* Exercise instructions: Format the records, from the first line through the line containing "row-description [149, 607, 494, 666]", as a numbered list, omitting any blank lines.

* Material for this task:
§ §

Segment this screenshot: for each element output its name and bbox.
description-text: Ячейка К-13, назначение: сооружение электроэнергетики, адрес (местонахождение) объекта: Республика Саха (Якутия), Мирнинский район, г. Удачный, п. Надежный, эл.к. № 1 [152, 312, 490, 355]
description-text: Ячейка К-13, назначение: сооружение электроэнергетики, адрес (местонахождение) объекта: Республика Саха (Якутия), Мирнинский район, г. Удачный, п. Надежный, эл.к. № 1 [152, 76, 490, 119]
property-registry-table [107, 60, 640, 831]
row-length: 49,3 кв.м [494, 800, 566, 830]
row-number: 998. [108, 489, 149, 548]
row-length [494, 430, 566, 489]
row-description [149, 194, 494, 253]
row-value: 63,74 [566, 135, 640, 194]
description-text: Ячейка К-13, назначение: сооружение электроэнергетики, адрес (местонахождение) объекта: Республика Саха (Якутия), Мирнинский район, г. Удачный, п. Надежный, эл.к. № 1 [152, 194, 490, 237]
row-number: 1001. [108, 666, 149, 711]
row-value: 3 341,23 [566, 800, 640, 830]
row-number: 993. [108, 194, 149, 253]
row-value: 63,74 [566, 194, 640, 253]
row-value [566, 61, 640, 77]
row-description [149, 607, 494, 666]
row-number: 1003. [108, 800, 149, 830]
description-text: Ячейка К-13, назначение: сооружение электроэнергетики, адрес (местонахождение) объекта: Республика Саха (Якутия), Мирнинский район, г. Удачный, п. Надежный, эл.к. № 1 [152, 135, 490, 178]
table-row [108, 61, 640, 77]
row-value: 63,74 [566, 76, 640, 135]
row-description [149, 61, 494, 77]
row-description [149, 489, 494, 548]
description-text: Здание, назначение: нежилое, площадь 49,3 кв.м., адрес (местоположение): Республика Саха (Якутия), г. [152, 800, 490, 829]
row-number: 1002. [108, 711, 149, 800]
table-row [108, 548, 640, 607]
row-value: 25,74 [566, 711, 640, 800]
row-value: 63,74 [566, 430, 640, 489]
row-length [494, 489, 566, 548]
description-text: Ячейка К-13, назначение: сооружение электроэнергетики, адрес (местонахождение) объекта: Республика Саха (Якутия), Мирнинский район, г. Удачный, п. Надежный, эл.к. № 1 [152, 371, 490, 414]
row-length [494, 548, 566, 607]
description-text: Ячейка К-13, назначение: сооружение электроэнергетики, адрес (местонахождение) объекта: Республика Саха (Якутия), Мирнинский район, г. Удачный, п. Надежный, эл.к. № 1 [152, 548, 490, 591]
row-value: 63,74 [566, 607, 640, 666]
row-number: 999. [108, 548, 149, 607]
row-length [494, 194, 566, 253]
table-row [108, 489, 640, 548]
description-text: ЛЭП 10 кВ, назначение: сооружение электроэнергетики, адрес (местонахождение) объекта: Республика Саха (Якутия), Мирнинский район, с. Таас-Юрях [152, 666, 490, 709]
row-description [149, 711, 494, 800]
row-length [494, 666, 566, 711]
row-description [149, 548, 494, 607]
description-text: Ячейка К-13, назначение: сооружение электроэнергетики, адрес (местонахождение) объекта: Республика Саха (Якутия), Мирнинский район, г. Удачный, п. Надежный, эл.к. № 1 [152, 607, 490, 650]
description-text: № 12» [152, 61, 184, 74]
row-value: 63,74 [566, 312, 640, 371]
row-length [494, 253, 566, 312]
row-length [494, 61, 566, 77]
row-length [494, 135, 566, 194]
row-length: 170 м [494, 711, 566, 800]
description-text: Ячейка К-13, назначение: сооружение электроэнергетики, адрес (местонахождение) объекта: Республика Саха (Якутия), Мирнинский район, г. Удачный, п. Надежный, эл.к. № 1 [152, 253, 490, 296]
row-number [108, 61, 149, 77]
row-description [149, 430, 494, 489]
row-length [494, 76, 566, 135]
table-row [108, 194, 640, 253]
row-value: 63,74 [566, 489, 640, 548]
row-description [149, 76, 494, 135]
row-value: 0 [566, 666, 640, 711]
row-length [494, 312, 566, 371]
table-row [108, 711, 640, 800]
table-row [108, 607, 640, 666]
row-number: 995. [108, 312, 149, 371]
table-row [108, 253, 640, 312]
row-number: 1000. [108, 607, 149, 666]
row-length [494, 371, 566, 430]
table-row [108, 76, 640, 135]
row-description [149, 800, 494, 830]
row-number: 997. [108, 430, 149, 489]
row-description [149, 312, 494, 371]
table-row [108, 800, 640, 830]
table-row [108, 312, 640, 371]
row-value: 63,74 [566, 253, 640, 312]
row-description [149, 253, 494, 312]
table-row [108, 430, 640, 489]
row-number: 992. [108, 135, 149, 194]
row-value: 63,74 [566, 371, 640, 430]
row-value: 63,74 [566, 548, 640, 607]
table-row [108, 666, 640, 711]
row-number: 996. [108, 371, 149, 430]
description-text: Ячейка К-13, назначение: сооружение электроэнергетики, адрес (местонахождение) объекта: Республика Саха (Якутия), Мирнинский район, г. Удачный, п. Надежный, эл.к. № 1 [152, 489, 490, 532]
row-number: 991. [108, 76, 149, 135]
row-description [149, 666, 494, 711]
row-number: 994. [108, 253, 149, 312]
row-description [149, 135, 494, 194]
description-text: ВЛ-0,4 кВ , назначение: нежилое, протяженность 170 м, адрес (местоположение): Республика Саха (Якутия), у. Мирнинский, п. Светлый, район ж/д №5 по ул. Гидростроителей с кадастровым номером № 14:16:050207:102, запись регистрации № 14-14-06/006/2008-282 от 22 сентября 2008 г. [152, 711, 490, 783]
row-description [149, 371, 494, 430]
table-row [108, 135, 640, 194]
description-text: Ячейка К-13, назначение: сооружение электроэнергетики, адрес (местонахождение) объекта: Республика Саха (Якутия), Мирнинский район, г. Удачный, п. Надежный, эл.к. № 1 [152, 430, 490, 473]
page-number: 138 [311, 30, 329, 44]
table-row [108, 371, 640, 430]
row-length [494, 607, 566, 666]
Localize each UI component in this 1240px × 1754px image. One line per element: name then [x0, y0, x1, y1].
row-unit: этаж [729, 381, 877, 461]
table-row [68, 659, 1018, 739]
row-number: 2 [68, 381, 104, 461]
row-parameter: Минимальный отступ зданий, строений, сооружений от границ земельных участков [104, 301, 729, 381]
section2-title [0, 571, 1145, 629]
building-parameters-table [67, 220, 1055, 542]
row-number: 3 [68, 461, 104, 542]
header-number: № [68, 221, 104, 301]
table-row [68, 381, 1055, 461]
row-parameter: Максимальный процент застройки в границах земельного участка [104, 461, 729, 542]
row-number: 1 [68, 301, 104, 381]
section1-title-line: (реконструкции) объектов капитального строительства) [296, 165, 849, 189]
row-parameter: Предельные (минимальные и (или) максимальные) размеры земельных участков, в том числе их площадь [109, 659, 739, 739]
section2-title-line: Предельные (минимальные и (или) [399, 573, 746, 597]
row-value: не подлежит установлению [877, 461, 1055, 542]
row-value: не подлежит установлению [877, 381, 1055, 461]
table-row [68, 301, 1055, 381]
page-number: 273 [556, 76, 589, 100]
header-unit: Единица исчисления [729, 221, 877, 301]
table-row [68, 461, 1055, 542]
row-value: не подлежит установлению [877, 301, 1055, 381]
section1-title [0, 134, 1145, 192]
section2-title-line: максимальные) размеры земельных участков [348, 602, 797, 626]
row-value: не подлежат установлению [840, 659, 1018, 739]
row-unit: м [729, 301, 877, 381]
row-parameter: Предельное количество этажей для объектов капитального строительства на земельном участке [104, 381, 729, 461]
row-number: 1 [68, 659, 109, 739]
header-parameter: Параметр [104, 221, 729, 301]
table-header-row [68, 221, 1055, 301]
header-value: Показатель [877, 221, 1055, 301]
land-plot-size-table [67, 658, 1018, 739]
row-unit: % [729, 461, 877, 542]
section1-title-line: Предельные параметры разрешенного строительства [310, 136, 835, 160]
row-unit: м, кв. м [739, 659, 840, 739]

§ §

* Answer:
1. Segment this screenshot: for each element output its name and bbox.
2. description-text: Ячейка К-13, назначение: сооружение электроэнергетики, адрес (местонахождение) объекта: Республика Саха (Якутия), Мирнинский район, г. Удачный, п. Надежный, эл.к. № 1 [152, 312, 490, 355]
3. description-text: Ячейка К-13, назначение: сооружение электроэнергетики, адрес (местонахождение) объекта: Республика Саха (Якутия), Мирнинский район, г. Удачный, п. Надежный, эл.к. № 1 [152, 76, 490, 119]
4. property-registry-table [107, 60, 640, 831]
5. row-length: 49,3 кв.м [494, 800, 566, 830]
6. row-number: 998. [108, 489, 149, 548]
7. row-length [494, 430, 566, 489]
8. row-description [149, 194, 494, 253]
9. row-value: 63,74 [566, 135, 640, 194]
10. description-text: Ячейка К-13, назначение: сооружение электроэнергетики, адрес (местонахождение) объекта: Республика Саха (Якутия), Мирнинский район, г. Удачный, п. Надежный, эл.к. № 1 [152, 194, 490, 237]
11. row-number: 1001. [108, 666, 149, 711]
12. row-value: 3 341,23 [566, 800, 640, 830]
13. row-number: 993. [108, 194, 149, 253]
14. row-value: 63,74 [566, 194, 640, 253]
15. row-value [566, 61, 640, 77]
16. row-description [149, 607, 494, 666]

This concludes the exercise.